PROBLEM STATEMENT. Print the data that follows exactly.

GIVEN DATA.
○ ○ ○ ○
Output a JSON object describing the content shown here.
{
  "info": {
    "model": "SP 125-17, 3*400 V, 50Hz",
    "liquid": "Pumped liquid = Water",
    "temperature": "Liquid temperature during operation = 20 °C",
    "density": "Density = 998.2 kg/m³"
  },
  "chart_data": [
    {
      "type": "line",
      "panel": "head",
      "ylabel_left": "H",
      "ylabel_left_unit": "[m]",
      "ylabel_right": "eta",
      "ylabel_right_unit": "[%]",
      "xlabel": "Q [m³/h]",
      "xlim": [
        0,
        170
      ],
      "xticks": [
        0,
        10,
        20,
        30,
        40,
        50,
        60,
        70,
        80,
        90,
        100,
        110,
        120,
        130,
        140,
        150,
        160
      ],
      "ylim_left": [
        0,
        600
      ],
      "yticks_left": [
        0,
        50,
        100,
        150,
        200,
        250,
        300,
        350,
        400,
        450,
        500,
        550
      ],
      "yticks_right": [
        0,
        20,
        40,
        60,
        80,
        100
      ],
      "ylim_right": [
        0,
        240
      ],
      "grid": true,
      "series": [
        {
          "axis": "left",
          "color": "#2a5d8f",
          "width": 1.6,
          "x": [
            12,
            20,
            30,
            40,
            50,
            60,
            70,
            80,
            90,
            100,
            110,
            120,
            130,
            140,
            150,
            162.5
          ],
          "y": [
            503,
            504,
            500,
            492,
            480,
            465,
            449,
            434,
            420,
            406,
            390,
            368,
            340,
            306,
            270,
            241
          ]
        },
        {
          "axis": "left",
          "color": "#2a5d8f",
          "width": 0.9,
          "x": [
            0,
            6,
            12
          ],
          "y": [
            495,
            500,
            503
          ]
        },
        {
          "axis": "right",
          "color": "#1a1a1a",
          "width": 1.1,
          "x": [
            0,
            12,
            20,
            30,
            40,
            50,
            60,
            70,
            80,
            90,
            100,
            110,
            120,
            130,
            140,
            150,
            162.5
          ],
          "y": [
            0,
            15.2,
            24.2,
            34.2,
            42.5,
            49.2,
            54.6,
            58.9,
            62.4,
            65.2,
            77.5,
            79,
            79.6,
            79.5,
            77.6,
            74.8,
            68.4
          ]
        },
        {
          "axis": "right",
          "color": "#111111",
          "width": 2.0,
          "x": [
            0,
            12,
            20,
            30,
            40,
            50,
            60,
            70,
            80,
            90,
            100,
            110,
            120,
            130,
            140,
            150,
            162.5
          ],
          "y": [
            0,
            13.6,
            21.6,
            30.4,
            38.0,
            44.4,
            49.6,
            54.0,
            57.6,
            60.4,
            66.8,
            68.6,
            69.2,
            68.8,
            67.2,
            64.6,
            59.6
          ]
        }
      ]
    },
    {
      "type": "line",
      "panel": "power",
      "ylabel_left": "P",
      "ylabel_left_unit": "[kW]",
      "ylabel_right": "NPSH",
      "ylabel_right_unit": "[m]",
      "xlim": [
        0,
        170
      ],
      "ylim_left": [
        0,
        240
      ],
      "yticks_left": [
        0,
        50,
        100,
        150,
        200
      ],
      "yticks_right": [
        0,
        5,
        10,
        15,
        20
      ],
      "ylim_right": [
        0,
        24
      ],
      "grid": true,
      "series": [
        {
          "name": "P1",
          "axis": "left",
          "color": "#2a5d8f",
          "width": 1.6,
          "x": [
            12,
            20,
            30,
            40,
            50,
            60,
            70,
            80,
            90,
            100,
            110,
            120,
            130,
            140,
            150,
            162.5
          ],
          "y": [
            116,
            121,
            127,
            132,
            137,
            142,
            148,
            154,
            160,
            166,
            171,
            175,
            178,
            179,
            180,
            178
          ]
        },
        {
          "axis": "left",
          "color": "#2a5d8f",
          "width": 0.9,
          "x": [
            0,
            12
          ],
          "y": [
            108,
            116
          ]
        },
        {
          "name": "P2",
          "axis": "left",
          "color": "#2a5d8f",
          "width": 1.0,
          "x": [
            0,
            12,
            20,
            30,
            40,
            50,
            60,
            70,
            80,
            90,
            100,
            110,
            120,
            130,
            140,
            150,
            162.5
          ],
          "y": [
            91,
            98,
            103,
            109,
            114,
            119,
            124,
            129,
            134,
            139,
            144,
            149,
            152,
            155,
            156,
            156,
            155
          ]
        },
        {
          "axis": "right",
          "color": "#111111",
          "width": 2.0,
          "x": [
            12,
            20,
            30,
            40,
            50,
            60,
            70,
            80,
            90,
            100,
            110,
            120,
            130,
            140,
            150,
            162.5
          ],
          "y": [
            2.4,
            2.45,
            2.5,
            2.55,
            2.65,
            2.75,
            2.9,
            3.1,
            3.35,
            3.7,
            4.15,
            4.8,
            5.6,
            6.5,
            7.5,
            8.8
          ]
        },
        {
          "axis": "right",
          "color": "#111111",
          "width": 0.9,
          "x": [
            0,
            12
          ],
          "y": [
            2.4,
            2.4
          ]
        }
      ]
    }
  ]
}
○ ○ ○ ○
THE SOLUTION.
Output a JSON object describing the content shown here.
{
  "info": {
    "model": "SP 125-17, 3*400 V, 50Hz",
    "liquid": "Pumped liquid = Water",
    "temperature": "Liquid temperature during operation = 20 °C",
    "density": "Density = 998.2 kg/m³"
  },
  "chart_data": [
    {
      "type": "line",
      "panel": "head",
      "ylabel_left": "H",
      "ylabel_left_unit": "[m]",
      "ylabel_right": "eta",
      "ylabel_right_unit": "[%]",
      "xlabel": "Q [m³/h]",
      "xlim": [
        0,
        170
      ],
      "xticks": [
        0,
        10,
        20,
        30,
        40,
        50,
        60,
        70,
        80,
        90,
        100,
        110,
        120,
        130,
        140,
        150,
        160
      ],
      "ylim_left": [
        0,
        600
      ],
      "yticks_left": [
        0,
        50,
        100,
        150,
        200,
        250,
        300,
        350,
        400,
        450,
        500,
        550
      ],
      "yticks_right": [
        0,
        20,
        40,
        60,
        80,
        100
      ],
      "ylim_right": [
        0,
        240
      ],
      "grid": true,
      "series": [
        {
          "axis": "left",
          "color": "#2a5d8f",
          "width": 1.6,
          "x": [
            12,
            20,
            30,
            40,
            50,
            60,
            70,
            80,
            90,
            100,
            110,
            120,
            130,
            140,
            150,
            162.5
          ],
          "y": [
            503,
            504,
            500,
            492,
            480,
            465,
            449,
            434,
            420,
            406,
            390,
            368,
            340,
            306,
            270,
            241
          ]
        },
        {
          "axis": "left",
          "color": "#2a5d8f",
          "width": 0.9,
          "x": [
            0,
            6,
            12
          ],
          "y": [
            495,
            500,
            503
          ]
        },
        {
          "axis": "right",
          "color": "#1a1a1a",
          "width": 1.1,
          "x": [
            0,
            12,
            20,
            30,
            40,
            50,
            60,
            70,
            80,
            90,
            100,
            110,
            120,
            130,
            140,
            150,
            162.5
          ],
          "y": [
            0,
            15.2,
            24.2,
            34.2,
            42.5,
            49.2,
            54.6,
            58.9,
            62.4,
            65.2,
            77.5,
            79,
            79.6,
            79.5,
            77.6,
            74.8,
            68.4
          ]
        },
        {
          "axis": "right",
          "color": "#111111",
          "width": 2.0,
          "x": [
            0,
            12,
            20,
            30,
            40,
            50,
            60,
            70,
            80,
            90,
            100,
            110,
            120,
            130,
            140,
            150,
            162.5
          ],
          "y": [
            0,
            13.6,
            21.6,
            30.4,
            38.0,
            44.4,
            49.6,
            54.0,
            57.6,
            60.4,
            66.8,
            68.6,
            69.2,
            68.8,
            67.2,
            64.6,
            59.6
          ]
        }
      ]
    },
    {
      "type": "line",
      "panel": "power",
      "ylabel_left": "P",
      "ylabel_left_unit": "[kW]",
      "ylabel_right": "NPSH",
      "ylabel_right_unit": "[m]",
      "xlim": [
        0,
        170
      ],
      "ylim_left": [
        0,
        240
      ],
      "yticks_left": [
        0,
        50,
        100,
        150,
        200
      ],
      "yticks_right": [
        0,
        5,
        10,
        15,
        20
      ],
      "ylim_right": [
        0,
        24
      ],
      "grid": true,
      "series": [
        {
          "name": "P1",
          "axis": "left",
          "color": "#2a5d8f",
          "width": 1.6,
          "x": [
            12,
            20,
            30,
            40,
            50,
            60,
            70,
            80,
            90,
            100,
            110,
            120,
            130,
            140,
            150,
            162.5
          ],
          "y": [
            116,
            121,
            127,
            132,
            137,
            142,
            148,
            154,
            160,
            166,
            171,
            175,
            178,
            179,
            180,
            178
          ]
        },
        {
          "axis": "left",
          "color": "#2a5d8f",
          "width": 0.9,
          "x": [
            0,
            12
          ],
          "y": [
            108,
            116
          ]
        },
        {
          "name": "P2",
          "axis": "left",
          "color": "#2a5d8f",
          "width": 1.0,
          "x": [
            0,
            12,
            20,
            30,
            40,
            50,
            60,
            70,
            80,
            90,
            100,
            110,
            120,
            130,
            140,
            150,
            162.5
          ],
          "y": [
            91,
            98,
            103,
            109,
            114,
            119,
            124,
            129,
            134,
            139,
            144,
            149,
            152,
            155,
            156,
            156,
            155
          ]
        },
        {
          "axis": "right",
          "color": "#111111",
          "width": 2.0,
          "x": [
            12,
            20,
            30,
            40,
            50,
            60,
            70,
            80,
            90,
            100,
            110,
            120,
            130,
            140,
            150,
            162.5
          ],
          "y": [
            2.4,
            2.45,
            2.5,
            2.55,
            2.65,
            2.75,
            2.9,
            3.1,
            3.35,
            3.7,
            4.15,
            4.8,
            5.6,
            6.5,
            7.5,
            8.8
          ]
        },
        {
          "axis": "right",
          "color": "#111111",
          "width": 0.9,
          "x": [
            0,
            12
          ],
          "y": [
            2.4,
            2.4
          ]
        }
      ]
    }
  ]
}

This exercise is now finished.